begin

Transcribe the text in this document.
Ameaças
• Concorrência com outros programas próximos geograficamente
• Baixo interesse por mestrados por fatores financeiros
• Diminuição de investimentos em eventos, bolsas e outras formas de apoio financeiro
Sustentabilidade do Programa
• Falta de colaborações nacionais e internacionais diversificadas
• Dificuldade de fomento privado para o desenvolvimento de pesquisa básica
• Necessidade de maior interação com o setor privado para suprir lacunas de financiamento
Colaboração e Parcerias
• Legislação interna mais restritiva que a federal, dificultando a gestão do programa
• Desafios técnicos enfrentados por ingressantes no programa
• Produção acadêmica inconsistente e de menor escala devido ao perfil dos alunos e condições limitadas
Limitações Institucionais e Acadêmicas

end

### Given problem
Gather each line that holds "privado".

### Response to this exercise
• Dificuldade de fomento privado para o desenvolvimento de pesquisa básica
• Necessidade de maior interação com o setor privado para suprir lacunas de financiamento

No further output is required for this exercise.